# start of EXTRACTED INFORMATION

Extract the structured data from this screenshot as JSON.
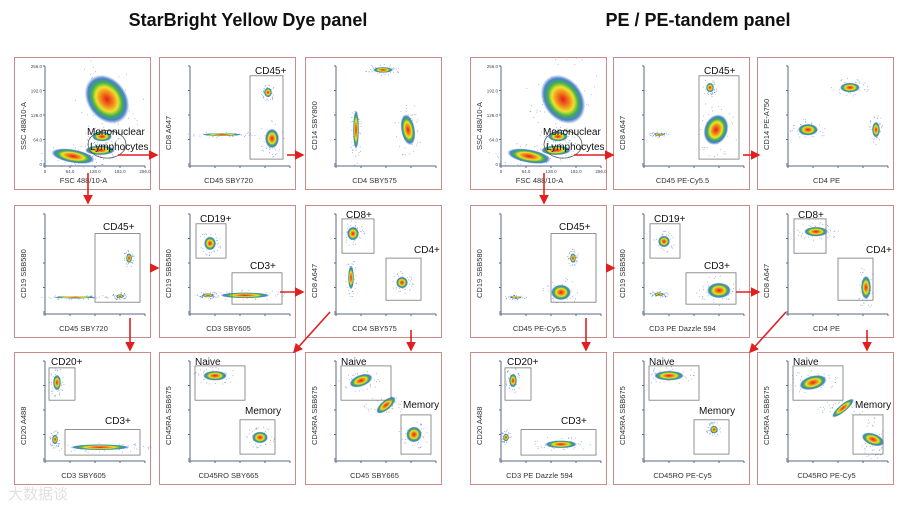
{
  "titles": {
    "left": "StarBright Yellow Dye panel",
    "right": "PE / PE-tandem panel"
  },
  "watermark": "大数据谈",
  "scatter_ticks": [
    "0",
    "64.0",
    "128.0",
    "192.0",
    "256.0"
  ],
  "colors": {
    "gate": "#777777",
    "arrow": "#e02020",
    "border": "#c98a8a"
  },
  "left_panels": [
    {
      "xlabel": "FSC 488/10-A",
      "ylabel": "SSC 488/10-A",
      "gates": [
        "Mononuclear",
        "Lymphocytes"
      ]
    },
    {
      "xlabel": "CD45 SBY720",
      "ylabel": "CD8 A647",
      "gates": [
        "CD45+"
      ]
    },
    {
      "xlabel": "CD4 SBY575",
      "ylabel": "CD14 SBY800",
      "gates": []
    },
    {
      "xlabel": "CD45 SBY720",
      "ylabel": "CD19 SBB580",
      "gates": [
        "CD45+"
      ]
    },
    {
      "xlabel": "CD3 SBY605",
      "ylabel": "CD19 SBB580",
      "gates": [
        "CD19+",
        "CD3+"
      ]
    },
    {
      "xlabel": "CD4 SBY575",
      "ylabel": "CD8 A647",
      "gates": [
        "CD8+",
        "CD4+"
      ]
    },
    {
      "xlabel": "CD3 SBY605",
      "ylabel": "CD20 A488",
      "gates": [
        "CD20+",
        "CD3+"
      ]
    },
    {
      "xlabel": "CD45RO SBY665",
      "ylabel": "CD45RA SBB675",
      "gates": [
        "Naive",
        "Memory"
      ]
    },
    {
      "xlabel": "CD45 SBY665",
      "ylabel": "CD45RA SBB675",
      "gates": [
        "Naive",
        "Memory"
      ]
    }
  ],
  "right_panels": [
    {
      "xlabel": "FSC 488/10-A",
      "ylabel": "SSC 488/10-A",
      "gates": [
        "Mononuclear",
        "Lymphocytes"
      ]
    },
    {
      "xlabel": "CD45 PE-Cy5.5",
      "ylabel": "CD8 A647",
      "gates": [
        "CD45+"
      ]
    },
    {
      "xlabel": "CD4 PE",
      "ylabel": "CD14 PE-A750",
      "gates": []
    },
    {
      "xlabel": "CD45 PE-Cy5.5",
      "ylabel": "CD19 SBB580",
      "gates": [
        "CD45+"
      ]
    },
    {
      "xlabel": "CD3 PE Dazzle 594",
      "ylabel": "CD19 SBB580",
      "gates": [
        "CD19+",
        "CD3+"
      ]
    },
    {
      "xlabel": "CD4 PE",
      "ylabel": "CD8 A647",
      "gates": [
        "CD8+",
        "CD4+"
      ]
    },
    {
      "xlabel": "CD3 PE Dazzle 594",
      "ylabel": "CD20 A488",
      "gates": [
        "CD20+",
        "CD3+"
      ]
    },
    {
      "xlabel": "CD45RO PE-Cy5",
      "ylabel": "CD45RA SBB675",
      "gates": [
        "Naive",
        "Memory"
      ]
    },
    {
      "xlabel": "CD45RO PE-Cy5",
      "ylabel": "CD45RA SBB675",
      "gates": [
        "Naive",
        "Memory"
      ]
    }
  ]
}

# end of EXTRACTED INFORMATION

Above are the records; reproduce them exactly and leave out the pictures.

Extract the structured data from this screenshot as JSON.
{
  "titles": {
    "left": "StarBright Yellow Dye panel",
    "right": "PE / PE-tandem panel"
  },
  "watermark": "大数据谈",
  "scatter_ticks": [
    "0",
    "64.0",
    "128.0",
    "192.0",
    "256.0"
  ],
  "colors": {
    "gate": "#777777",
    "arrow": "#e02020",
    "border": "#c98a8a"
  },
  "left_panels": [
    {
      "xlabel": "FSC 488/10-A",
      "ylabel": "SSC 488/10-A",
      "gates": [
        "Mononuclear",
        "Lymphocytes"
      ]
    },
    {
      "xlabel": "CD45 SBY720",
      "ylabel": "CD8 A647",
      "gates": [
        "CD45+"
      ]
    },
    {
      "xlabel": "CD4 SBY575",
      "ylabel": "CD14 SBY800",
      "gates": []
    },
    {
      "xlabel": "CD45 SBY720",
      "ylabel": "CD19 SBB580",
      "gates": [
        "CD45+"
      ]
    },
    {
      "xlabel": "CD3 SBY605",
      "ylabel": "CD19 SBB580",
      "gates": [
        "CD19+",
        "CD3+"
      ]
    },
    {
      "xlabel": "CD4 SBY575",
      "ylabel": "CD8 A647",
      "gates": [
        "CD8+",
        "CD4+"
      ]
    },
    {
      "xlabel": "CD3 SBY605",
      "ylabel": "CD20 A488",
      "gates": [
        "CD20+",
        "CD3+"
      ]
    },
    {
      "xlabel": "CD45RO SBY665",
      "ylabel": "CD45RA SBB675",
      "gates": [
        "Naive",
        "Memory"
      ]
    },
    {
      "xlabel": "CD45 SBY665",
      "ylabel": "CD45RA SBB675",
      "gates": [
        "Naive",
        "Memory"
      ]
    }
  ],
  "right_panels": [
    {
      "xlabel": "FSC 488/10-A",
      "ylabel": "SSC 488/10-A",
      "gates": [
        "Mononuclear",
        "Lymphocytes"
      ]
    },
    {
      "xlabel": "CD45 PE-Cy5.5",
      "ylabel": "CD8 A647",
      "gates": [
        "CD45+"
      ]
    },
    {
      "xlabel": "CD4 PE",
      "ylabel": "CD14 PE-A750",
      "gates": []
    },
    {
      "xlabel": "CD45 PE-Cy5.5",
      "ylabel": "CD19 SBB580",
      "gates": [
        "CD45+"
      ]
    },
    {
      "xlabel": "CD3 PE Dazzle 594",
      "ylabel": "CD19 SBB580",
      "gates": [
        "CD19+",
        "CD3+"
      ]
    },
    {
      "xlabel": "CD4 PE",
      "ylabel": "CD8 A647",
      "gates": [
        "CD8+",
        "CD4+"
      ]
    },
    {
      "xlabel": "CD3 PE Dazzle 594",
      "ylabel": "CD20 A488",
      "gates": [
        "CD20+",
        "CD3+"
      ]
    },
    {
      "xlabel": "CD45RO PE-Cy5",
      "ylabel": "CD45RA SBB675",
      "gates": [
        "Naive",
        "Memory"
      ]
    },
    {
      "xlabel": "CD45RO PE-Cy5",
      "ylabel": "CD45RA SBB675",
      "gates": [
        "Naive",
        "Memory"
      ]
    }
  ]
}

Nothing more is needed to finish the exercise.